▶ [THE PROBLEM]:
Copy out the lines that have "JSON" in them.

▶ [RECORD LIST]:
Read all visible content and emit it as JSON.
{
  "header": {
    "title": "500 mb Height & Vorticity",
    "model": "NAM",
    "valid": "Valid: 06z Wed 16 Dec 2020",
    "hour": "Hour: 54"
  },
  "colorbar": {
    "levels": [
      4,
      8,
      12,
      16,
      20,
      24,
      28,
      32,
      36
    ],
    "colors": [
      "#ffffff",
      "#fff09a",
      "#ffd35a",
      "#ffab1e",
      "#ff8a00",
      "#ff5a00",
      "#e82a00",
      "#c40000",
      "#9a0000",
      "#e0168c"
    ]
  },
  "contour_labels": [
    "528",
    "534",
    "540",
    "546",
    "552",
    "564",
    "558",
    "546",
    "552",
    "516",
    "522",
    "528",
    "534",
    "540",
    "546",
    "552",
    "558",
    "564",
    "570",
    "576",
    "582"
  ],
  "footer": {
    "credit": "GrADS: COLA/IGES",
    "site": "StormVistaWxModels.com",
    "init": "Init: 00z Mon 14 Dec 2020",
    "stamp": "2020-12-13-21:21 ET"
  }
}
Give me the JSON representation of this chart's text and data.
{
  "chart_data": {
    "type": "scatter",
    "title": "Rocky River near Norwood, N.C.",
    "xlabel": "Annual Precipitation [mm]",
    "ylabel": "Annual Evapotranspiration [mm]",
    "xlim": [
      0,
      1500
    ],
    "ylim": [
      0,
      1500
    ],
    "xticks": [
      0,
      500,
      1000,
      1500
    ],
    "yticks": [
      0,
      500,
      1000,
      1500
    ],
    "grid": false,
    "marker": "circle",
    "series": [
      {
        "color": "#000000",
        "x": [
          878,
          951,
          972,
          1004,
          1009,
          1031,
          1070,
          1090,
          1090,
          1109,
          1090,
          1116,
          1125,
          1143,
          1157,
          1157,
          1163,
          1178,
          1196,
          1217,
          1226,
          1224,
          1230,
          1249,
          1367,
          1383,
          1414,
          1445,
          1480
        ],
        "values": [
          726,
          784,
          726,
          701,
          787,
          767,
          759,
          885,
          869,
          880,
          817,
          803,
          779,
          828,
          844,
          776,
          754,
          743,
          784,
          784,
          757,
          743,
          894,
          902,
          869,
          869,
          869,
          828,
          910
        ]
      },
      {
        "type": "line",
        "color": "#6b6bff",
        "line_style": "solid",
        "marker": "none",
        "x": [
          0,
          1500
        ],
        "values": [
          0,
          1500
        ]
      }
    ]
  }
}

▶ [EXERCISE RESPONSE]:
Read all visible content and emit it as JSON.
Give me the JSON representation of this chart's text and data.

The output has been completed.